--- Job ---
Find all lines in the records that include the word "page", and copy them out.

>> Start Records supplied

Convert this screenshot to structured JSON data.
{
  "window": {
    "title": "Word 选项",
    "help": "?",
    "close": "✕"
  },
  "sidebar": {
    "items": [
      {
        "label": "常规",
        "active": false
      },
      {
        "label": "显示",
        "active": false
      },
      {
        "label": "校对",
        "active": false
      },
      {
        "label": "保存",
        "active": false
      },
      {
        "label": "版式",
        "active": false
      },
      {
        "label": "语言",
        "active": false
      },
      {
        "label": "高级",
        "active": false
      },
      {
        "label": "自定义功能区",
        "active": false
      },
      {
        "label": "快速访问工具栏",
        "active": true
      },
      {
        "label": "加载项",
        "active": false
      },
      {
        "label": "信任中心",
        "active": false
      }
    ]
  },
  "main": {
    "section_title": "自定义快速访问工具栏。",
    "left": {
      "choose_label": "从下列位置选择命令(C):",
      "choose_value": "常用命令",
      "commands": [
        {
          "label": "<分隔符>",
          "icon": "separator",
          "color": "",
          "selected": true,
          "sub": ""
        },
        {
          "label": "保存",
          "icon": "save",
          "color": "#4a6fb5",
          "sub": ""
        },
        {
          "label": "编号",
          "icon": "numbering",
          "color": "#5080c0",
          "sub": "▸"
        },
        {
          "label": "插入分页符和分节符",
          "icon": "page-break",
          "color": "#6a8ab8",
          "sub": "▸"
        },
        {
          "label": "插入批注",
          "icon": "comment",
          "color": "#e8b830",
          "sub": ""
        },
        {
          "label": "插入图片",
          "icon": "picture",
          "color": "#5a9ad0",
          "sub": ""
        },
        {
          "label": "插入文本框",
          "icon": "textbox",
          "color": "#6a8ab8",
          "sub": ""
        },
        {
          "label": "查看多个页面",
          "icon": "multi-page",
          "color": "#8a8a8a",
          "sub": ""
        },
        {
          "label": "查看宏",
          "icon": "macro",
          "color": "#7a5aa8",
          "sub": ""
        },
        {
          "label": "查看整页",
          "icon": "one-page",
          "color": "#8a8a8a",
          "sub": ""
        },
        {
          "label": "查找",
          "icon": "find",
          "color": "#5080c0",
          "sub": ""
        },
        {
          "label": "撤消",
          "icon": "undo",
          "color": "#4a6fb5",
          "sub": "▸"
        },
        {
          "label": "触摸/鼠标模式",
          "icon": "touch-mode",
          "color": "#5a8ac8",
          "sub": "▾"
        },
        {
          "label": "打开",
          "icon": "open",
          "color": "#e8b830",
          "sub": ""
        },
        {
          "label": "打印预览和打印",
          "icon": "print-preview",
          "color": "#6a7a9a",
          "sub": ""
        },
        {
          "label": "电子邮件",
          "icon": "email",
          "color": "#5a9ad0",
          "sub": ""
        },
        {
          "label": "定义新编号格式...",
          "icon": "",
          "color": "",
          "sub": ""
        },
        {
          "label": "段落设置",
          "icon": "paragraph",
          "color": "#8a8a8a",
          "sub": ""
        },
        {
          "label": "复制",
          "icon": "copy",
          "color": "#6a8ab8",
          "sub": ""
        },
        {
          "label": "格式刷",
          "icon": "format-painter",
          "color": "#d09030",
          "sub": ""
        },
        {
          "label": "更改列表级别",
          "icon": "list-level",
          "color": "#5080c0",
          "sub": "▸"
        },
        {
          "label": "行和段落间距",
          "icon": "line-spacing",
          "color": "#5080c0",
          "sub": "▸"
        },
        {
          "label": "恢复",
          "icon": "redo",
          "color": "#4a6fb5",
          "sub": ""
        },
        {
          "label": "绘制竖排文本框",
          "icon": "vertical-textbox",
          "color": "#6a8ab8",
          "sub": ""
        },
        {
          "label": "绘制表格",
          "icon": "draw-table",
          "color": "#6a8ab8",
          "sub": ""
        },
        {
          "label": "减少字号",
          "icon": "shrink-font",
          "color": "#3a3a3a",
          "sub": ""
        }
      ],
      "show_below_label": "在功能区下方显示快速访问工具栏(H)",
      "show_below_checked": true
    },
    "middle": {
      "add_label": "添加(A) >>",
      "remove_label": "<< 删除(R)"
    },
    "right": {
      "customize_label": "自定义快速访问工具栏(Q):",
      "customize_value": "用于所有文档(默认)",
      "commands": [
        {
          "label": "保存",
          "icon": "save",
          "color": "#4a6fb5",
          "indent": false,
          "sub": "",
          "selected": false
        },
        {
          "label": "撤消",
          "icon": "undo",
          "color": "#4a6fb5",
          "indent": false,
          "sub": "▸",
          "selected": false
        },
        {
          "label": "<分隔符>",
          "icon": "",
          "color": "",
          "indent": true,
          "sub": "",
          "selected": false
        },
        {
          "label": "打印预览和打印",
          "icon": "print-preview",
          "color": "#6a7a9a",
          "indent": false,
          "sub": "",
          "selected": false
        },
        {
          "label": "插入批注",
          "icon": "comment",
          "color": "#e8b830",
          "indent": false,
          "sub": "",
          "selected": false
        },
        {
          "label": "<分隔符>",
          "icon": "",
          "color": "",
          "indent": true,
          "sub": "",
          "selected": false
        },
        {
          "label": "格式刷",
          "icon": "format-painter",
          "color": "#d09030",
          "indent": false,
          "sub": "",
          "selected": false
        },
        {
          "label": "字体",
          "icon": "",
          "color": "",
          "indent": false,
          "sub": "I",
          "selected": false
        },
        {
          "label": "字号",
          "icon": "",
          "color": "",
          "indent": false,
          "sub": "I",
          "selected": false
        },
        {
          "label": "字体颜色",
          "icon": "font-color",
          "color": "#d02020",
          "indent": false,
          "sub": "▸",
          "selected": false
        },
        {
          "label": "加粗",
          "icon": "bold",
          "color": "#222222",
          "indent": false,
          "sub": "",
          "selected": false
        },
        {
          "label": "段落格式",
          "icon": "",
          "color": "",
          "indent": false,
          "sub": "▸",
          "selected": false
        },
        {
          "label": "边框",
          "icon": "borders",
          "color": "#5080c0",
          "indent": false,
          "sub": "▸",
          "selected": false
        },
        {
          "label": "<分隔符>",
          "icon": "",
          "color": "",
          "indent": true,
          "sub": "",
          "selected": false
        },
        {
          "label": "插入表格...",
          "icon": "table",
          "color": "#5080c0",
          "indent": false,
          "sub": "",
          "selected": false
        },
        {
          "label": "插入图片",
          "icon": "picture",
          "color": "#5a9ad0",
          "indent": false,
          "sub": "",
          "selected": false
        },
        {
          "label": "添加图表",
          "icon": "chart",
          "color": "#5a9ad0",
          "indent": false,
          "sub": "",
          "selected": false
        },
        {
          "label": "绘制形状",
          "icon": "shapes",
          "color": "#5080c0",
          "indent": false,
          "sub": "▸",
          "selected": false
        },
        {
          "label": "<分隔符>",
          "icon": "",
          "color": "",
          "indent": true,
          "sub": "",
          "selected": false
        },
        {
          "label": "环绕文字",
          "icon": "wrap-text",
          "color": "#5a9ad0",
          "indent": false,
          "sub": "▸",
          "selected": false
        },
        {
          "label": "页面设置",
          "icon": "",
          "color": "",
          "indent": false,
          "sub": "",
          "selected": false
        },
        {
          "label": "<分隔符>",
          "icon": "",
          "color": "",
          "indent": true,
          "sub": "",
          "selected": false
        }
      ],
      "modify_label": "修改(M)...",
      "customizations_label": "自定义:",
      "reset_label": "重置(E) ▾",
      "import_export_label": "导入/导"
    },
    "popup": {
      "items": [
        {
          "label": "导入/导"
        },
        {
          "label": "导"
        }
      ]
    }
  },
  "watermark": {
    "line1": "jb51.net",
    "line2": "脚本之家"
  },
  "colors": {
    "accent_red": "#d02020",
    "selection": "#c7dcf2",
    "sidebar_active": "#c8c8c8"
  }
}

>> End Records supplied

--- Answer to the exercise ---
          "icon": "page-break",
          "icon": "multi-page",
          "icon": "one-page",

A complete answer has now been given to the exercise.